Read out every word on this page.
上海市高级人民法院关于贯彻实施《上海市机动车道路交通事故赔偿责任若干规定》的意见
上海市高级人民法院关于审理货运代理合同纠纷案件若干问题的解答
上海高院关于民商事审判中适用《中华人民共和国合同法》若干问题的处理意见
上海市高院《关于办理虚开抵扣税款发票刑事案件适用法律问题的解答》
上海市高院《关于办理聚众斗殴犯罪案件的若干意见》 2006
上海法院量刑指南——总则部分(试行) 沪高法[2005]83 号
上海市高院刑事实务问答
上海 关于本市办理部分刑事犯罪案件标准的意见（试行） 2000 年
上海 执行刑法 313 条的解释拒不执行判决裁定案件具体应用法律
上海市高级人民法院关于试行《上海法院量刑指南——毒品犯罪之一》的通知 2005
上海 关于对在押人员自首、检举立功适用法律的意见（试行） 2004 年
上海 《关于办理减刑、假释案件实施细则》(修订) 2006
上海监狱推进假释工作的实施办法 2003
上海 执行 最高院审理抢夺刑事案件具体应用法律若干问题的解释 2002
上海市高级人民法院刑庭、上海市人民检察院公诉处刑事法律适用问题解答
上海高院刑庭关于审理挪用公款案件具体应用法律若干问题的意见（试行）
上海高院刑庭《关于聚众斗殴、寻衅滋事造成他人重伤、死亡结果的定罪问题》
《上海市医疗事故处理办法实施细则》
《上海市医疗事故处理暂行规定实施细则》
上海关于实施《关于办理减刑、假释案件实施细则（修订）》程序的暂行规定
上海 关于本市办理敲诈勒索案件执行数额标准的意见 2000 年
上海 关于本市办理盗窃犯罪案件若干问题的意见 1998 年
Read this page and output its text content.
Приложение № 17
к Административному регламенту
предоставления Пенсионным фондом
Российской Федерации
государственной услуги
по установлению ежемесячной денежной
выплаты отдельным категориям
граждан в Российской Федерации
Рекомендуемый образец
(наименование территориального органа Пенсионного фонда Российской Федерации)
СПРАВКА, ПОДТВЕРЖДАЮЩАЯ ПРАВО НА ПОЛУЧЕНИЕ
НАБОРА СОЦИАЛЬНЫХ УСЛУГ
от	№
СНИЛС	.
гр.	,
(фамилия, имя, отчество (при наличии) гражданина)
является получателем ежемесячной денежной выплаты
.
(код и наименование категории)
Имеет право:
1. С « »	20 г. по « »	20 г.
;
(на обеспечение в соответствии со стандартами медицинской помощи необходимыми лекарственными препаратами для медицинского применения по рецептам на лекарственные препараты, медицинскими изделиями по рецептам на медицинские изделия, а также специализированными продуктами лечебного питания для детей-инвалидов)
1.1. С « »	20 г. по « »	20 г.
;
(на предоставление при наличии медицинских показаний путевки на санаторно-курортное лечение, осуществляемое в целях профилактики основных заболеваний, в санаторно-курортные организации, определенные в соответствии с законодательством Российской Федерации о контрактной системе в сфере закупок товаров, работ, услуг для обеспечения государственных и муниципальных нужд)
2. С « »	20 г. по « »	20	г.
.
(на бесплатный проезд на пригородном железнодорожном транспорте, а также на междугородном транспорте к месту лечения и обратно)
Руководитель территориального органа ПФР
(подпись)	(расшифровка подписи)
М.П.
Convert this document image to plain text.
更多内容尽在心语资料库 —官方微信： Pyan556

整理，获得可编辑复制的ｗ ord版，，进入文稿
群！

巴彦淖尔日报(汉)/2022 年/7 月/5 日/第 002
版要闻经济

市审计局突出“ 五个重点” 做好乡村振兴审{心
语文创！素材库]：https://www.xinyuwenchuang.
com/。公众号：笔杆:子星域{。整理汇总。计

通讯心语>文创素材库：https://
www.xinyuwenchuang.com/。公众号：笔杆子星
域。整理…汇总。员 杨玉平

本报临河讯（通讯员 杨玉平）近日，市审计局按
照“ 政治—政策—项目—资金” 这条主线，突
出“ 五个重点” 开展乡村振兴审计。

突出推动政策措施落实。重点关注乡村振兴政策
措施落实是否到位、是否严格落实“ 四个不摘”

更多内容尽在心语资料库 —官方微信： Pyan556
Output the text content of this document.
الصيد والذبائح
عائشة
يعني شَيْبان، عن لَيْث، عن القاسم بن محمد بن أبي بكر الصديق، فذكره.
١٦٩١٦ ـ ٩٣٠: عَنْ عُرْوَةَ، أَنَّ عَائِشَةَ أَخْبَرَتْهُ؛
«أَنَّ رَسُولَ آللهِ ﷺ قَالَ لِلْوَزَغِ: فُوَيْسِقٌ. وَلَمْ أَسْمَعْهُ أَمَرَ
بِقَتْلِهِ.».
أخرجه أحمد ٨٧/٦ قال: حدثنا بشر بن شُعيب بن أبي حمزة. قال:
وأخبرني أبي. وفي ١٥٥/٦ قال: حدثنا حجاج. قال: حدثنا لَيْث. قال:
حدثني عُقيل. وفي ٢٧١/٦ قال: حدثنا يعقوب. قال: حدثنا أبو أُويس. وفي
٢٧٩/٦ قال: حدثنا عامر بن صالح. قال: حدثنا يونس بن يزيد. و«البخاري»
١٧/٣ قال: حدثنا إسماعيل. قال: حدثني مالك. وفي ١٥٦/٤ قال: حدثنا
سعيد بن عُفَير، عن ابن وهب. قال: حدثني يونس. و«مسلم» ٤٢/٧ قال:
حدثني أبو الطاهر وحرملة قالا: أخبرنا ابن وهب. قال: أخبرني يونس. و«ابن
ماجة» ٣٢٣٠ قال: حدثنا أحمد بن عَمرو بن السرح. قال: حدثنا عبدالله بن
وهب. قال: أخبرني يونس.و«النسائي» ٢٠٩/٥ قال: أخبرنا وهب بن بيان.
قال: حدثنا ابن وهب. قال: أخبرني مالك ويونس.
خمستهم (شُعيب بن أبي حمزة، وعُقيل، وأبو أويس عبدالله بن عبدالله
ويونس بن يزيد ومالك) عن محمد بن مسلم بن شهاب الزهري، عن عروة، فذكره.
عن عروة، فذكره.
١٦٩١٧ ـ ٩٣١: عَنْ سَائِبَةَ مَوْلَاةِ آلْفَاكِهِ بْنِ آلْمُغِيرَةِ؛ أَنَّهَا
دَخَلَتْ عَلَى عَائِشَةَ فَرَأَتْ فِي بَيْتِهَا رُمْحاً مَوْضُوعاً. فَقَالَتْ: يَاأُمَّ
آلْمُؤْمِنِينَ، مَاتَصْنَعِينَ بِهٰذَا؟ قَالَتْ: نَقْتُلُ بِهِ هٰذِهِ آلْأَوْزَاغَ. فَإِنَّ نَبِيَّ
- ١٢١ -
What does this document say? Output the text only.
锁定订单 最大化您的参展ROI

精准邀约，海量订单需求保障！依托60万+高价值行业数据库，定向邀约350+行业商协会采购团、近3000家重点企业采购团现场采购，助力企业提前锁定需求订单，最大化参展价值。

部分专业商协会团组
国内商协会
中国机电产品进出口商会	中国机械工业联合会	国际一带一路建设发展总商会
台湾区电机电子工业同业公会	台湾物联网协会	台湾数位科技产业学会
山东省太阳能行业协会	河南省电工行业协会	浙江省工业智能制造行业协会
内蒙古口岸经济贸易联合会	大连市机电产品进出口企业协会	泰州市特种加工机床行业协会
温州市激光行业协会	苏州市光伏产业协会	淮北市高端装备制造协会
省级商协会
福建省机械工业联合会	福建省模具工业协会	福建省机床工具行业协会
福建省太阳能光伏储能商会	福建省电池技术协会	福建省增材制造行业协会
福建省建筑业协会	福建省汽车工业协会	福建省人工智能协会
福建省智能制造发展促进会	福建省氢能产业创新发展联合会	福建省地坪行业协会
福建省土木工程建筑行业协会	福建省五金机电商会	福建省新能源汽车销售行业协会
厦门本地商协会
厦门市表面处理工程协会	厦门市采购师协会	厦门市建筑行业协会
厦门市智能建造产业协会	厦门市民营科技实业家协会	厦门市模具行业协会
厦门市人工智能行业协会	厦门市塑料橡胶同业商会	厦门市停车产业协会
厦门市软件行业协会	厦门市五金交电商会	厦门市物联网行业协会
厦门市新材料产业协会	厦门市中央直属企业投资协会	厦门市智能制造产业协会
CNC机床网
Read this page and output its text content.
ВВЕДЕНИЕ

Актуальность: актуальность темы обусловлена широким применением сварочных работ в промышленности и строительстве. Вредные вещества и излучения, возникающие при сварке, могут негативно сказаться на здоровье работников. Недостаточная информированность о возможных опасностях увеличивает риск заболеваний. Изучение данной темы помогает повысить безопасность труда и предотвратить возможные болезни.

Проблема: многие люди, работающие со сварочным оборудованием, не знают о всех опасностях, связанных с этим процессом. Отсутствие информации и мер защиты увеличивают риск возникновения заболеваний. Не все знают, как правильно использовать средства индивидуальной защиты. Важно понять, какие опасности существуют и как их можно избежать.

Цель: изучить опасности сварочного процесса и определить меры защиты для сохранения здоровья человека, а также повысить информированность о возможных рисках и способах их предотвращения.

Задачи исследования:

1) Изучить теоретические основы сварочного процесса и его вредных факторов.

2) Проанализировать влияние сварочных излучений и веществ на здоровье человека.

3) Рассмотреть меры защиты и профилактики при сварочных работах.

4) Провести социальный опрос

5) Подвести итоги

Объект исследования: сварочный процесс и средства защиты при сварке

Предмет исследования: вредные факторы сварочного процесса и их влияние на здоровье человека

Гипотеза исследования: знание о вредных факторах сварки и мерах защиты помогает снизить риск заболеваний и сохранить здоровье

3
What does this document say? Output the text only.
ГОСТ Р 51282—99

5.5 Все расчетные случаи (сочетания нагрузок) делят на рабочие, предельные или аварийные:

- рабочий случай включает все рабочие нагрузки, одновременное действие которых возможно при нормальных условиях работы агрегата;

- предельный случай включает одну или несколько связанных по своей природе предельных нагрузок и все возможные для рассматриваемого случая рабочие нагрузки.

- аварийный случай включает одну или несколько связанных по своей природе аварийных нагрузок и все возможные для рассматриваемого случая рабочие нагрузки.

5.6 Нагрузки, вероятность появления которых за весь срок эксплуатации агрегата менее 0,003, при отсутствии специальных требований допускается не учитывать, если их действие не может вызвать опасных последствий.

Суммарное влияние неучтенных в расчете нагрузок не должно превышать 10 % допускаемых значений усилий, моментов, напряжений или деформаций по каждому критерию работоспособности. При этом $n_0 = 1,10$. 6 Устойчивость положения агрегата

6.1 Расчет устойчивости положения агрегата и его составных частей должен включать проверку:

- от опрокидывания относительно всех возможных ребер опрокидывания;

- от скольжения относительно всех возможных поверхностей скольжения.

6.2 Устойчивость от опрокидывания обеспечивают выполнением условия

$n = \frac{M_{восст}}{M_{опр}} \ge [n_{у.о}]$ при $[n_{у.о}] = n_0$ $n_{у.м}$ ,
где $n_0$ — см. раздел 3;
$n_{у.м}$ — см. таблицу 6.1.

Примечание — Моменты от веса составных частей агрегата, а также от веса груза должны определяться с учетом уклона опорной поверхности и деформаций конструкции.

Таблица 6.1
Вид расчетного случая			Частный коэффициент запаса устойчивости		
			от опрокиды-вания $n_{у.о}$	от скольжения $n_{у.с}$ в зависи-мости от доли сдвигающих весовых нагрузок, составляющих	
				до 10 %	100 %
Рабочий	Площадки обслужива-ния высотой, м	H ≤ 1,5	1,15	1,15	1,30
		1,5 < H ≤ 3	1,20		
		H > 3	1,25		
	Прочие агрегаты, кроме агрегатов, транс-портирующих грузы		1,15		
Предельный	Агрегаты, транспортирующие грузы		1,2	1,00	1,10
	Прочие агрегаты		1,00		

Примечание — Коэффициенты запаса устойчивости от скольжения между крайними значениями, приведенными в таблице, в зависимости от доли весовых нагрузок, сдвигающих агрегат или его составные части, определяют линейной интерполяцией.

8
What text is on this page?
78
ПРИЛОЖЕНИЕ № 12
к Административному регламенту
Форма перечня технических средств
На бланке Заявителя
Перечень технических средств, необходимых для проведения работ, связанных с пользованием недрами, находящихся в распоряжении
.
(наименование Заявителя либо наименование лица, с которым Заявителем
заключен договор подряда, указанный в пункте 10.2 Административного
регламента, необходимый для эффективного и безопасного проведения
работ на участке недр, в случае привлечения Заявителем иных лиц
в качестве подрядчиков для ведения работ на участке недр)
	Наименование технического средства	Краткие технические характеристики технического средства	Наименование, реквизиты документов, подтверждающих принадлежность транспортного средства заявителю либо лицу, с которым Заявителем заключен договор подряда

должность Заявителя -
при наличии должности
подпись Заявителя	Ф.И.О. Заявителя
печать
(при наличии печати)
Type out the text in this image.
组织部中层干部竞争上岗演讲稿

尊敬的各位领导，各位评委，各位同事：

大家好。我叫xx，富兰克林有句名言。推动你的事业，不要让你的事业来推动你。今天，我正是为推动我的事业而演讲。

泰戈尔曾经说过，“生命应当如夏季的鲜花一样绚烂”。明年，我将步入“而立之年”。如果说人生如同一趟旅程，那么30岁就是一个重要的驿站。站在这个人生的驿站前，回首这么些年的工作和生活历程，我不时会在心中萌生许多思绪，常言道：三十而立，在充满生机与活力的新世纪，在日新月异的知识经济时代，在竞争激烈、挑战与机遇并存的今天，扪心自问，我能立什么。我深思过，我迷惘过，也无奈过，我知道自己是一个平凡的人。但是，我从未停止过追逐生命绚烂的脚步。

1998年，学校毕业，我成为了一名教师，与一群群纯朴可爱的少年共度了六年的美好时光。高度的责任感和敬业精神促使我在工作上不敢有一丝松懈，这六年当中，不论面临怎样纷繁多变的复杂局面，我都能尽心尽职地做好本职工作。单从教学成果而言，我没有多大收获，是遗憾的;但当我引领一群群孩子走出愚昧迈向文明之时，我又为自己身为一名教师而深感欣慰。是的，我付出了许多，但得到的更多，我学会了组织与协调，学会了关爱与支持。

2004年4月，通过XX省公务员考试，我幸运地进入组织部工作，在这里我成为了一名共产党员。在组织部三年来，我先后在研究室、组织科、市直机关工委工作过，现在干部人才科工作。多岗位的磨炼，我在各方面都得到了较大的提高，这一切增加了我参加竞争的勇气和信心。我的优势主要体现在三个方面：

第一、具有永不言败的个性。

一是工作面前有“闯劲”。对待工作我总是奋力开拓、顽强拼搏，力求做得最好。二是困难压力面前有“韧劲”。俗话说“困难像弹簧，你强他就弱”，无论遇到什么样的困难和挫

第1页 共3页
--------------------------------
## STATED GOAL
Select and copy each line from the data that includes the word "территориального".

## FINAL ANSWER
(наименование территориального органа Пенсионного фонда Российской Федерации)
Руководитель территориального органа ПФР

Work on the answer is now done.